_WORK INSTRUCTIONS_
Select from the records below every line that has the word "title" in it.

_GIVEN INFORMATION_
==*==

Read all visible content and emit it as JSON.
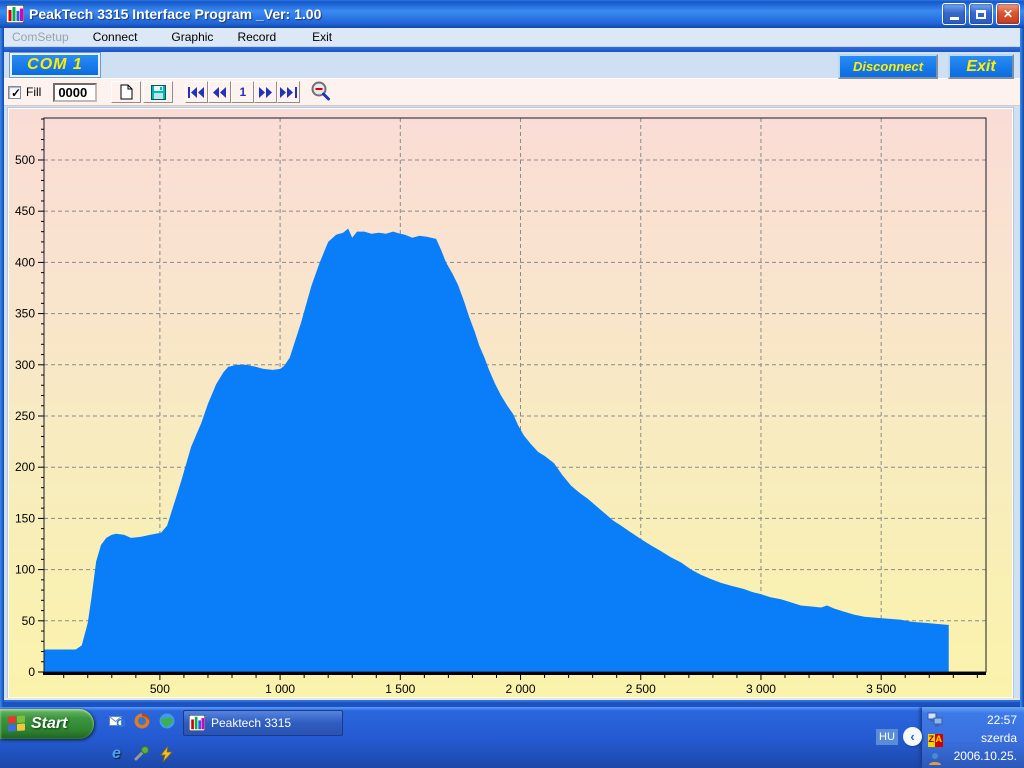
{
  "window": {
    "title": "PeakTech 3315 Interface Program _Ver: 1.00"
  },
  "menu": {
    "items": [
      {
        "label": "ComSetup",
        "enabled": false
      },
      {
        "label": "Connect",
        "enabled": true
      },
      {
        "label": "Graphic",
        "enabled": true
      },
      {
        "label": "Record",
        "enabled": true
      },
      {
        "label": "Exit",
        "enabled": true
      }
    ]
  },
  "connection": {
    "port_label": "COM 1",
    "disconnect_label": "Disconnect",
    "exit_label": "Exit"
  },
  "toolbar": {
    "fill_label": "Fill",
    "fill_checked": true,
    "record_counter": "0000",
    "page_number": "1"
  },
  "icons": {
    "app": "bar-chart",
    "new_record": "blank-page",
    "save": "floppy-disk",
    "first": "skip-to-start",
    "previous": "rewind",
    "next": "fast-forward",
    "last": "skip-to-end",
    "zoom_out": "magnifier-minus"
  },
  "chart_data": {
    "type": "area",
    "title": "",
    "xlabel": "",
    "ylabel": "",
    "xlim": [
      18,
      3936
    ],
    "ylim": [
      0,
      541
    ],
    "x_ticks": [
      500,
      1000,
      1500,
      2000,
      2500,
      3000,
      3500
    ],
    "x_tick_labels": [
      "500",
      "1 000",
      "1 500",
      "2 000",
      "2 500",
      "3 000",
      "3 500"
    ],
    "y_ticks": [
      0,
      50,
      100,
      150,
      200,
      250,
      300,
      350,
      400,
      450,
      500
    ],
    "x_minor_step": 100,
    "y_minor_step": 10,
    "grid": "dashed",
    "grid_color": "#8a8a8a",
    "area_color": "#0a7ef8",
    "background_gradient": [
      "#fadcd6",
      "#faf3ab"
    ],
    "points": [
      [
        18,
        22
      ],
      [
        100,
        22
      ],
      [
        150,
        22
      ],
      [
        175,
        26
      ],
      [
        200,
        48
      ],
      [
        215,
        72
      ],
      [
        235,
        108
      ],
      [
        255,
        124
      ],
      [
        277,
        131
      ],
      [
        300,
        134
      ],
      [
        318,
        135
      ],
      [
        350,
        134
      ],
      [
        380,
        131
      ],
      [
        420,
        132
      ],
      [
        460,
        134
      ],
      [
        505,
        136
      ],
      [
        530,
        143
      ],
      [
        560,
        165
      ],
      [
        588,
        186
      ],
      [
        630,
        220
      ],
      [
        672,
        243
      ],
      [
        700,
        262
      ],
      [
        734,
        281
      ],
      [
        765,
        293
      ],
      [
        784,
        298
      ],
      [
        820,
        300
      ],
      [
        859,
        300
      ],
      [
        900,
        298
      ],
      [
        930,
        296
      ],
      [
        970,
        295
      ],
      [
        1000,
        296
      ],
      [
        1017,
        299
      ],
      [
        1040,
        307
      ],
      [
        1087,
        341
      ],
      [
        1130,
        377
      ],
      [
        1165,
        400
      ],
      [
        1200,
        420
      ],
      [
        1233,
        427
      ],
      [
        1262,
        429
      ],
      [
        1283,
        433
      ],
      [
        1300,
        424
      ],
      [
        1320,
        430
      ],
      [
        1350,
        430
      ],
      [
        1380,
        428
      ],
      [
        1410,
        429
      ],
      [
        1440,
        428
      ],
      [
        1470,
        430
      ],
      [
        1500,
        428
      ],
      [
        1520,
        427
      ],
      [
        1550,
        424
      ],
      [
        1580,
        426
      ],
      [
        1610,
        425
      ],
      [
        1649,
        423
      ],
      [
        1670,
        412
      ],
      [
        1690,
        400
      ],
      [
        1717,
        389
      ],
      [
        1740,
        378
      ],
      [
        1765,
        362
      ],
      [
        1786,
        347
      ],
      [
        1810,
        332
      ],
      [
        1828,
        319
      ],
      [
        1850,
        307
      ],
      [
        1869,
        295
      ],
      [
        1895,
        281
      ],
      [
        1919,
        270
      ],
      [
        1945,
        260
      ],
      [
        1969,
        252
      ],
      [
        1990,
        241
      ],
      [
        2014,
        231
      ],
      [
        2045,
        222
      ],
      [
        2073,
        215
      ],
      [
        2100,
        211
      ],
      [
        2139,
        204
      ],
      [
        2175,
        192
      ],
      [
        2210,
        182
      ],
      [
        2245,
        175
      ],
      [
        2281,
        169
      ],
      [
        2320,
        161
      ],
      [
        2355,
        154
      ],
      [
        2385,
        148
      ],
      [
        2418,
        143
      ],
      [
        2455,
        137
      ],
      [
        2493,
        131
      ],
      [
        2540,
        124
      ],
      [
        2584,
        118
      ],
      [
        2625,
        112
      ],
      [
        2667,
        107
      ],
      [
        2710,
        100
      ],
      [
        2750,
        95
      ],
      [
        2790,
        91
      ],
      [
        2834,
        87
      ],
      [
        2880,
        84
      ],
      [
        2929,
        81
      ],
      [
        2965,
        78
      ],
      [
        3000,
        76
      ],
      [
        3040,
        73
      ],
      [
        3083,
        71
      ],
      [
        3125,
        68
      ],
      [
        3166,
        65
      ],
      [
        3210,
        64
      ],
      [
        3250,
        63
      ],
      [
        3275,
        65
      ],
      [
        3304,
        62
      ],
      [
        3345,
        59
      ],
      [
        3387,
        56
      ],
      [
        3430,
        54
      ],
      [
        3478,
        53
      ],
      [
        3530,
        52
      ],
      [
        3582,
        51
      ],
      [
        3630,
        49
      ],
      [
        3686,
        48
      ],
      [
        3730,
        47
      ],
      [
        3777,
        46
      ],
      [
        3781,
        46
      ]
    ]
  },
  "taskbar": {
    "start_label": "Start",
    "task_button_label": "Peaktech 3315",
    "tray": {
      "language": "HU",
      "time": "22:57",
      "day": "szerda",
      "date": "2006.10.25."
    }
  }
}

==*==

_RESPONSE TO THIS TASK_
    "title": "PeakTech 3315 Interface Program _Ver: 1.00"
    "title": "",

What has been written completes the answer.